>> begin Dataset extract

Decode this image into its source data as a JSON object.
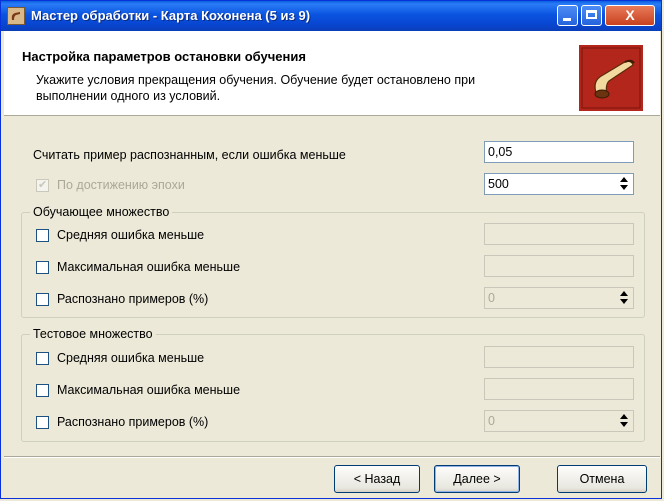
{
  "window": {
    "title": "Мастер обработки - Карта Кохонена (5 из 9)",
    "close_glyph": "X"
  },
  "header": {
    "title": "Настройка параметров остановки обучения",
    "description": "Укажите условия прекращения обучения. Обучение будет остановлено при выполнении одного из условий."
  },
  "recognition": {
    "label": "Считать пример распознанным, если ошибка меньше",
    "value": "0,05"
  },
  "epoch": {
    "label": "По достижению эпохи",
    "checked": true,
    "disabled": true,
    "value": "500"
  },
  "training_set": {
    "legend": "Обучающее множество",
    "avg_error_label": "Средняя ошибка меньше",
    "avg_error_value": "",
    "max_error_label": "Максимальная ошибка меньше",
    "max_error_value": "",
    "recognized_label": "Распознано примеров (%)",
    "recognized_value": "0"
  },
  "test_set": {
    "legend": "Тестовое множество",
    "avg_error_label": "Средняя ошибка меньше",
    "avg_error_value": "",
    "max_error_label": "Максимальная ошибка меньше",
    "max_error_value": "",
    "recognized_label": "Распознано примеров (%)",
    "recognized_value": "0"
  },
  "buttons": {
    "back": "< Назад",
    "next": "Далее >",
    "cancel": "Отмена"
  },
  "icons": {
    "app": "app-logo-icon",
    "wizard": "pipe-logo-icon"
  },
  "colors": {
    "titlebar": "#0a54e0",
    "logo_red": "#c0281c",
    "dialog_bg": "#ece9d8"
  }
}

>> end Dataset extract

Problem description
Pictures in the data above should not be copied; transcribe everything else exactly.

Exercise answer
Decode this image into its source data as a JSON object.
{
  "window": {
    "title": "Мастер обработки - Карта Кохонена (5 из 9)",
    "close_glyph": "X"
  },
  "header": {
    "title": "Настройка параметров остановки обучения",
    "description": "Укажите условия прекращения обучения. Обучение будет остановлено при выполнении одного из условий."
  },
  "recognition": {
    "label": "Считать пример распознанным, если ошибка меньше",
    "value": "0,05"
  },
  "epoch": {
    "label": "По достижению эпохи",
    "checked": true,
    "disabled": true,
    "value": "500"
  },
  "training_set": {
    "legend": "Обучающее множество",
    "avg_error_label": "Средняя ошибка меньше",
    "avg_error_value": "",
    "max_error_label": "Максимальная ошибка меньше",
    "max_error_value": "",
    "recognized_label": "Распознано примеров (%)",
    "recognized_value": "0"
  },
  "test_set": {
    "legend": "Тестовое множество",
    "avg_error_label": "Средняя ошибка меньше",
    "avg_error_value": "",
    "max_error_label": "Максимальная ошибка меньше",
    "max_error_value": "",
    "recognized_label": "Распознано примеров (%)",
    "recognized_value": "0"
  },
  "buttons": {
    "back": "< Назад",
    "next": "Далее >",
    "cancel": "Отмена"
  },
  "icons": {
    "app": "app-logo-icon",
    "wizard": "pipe-logo-icon"
  },
  "colors": {
    "titlebar": "#0a54e0",
    "logo_red": "#c0281c",
    "dialog_bg": "#ece9d8"
  }
}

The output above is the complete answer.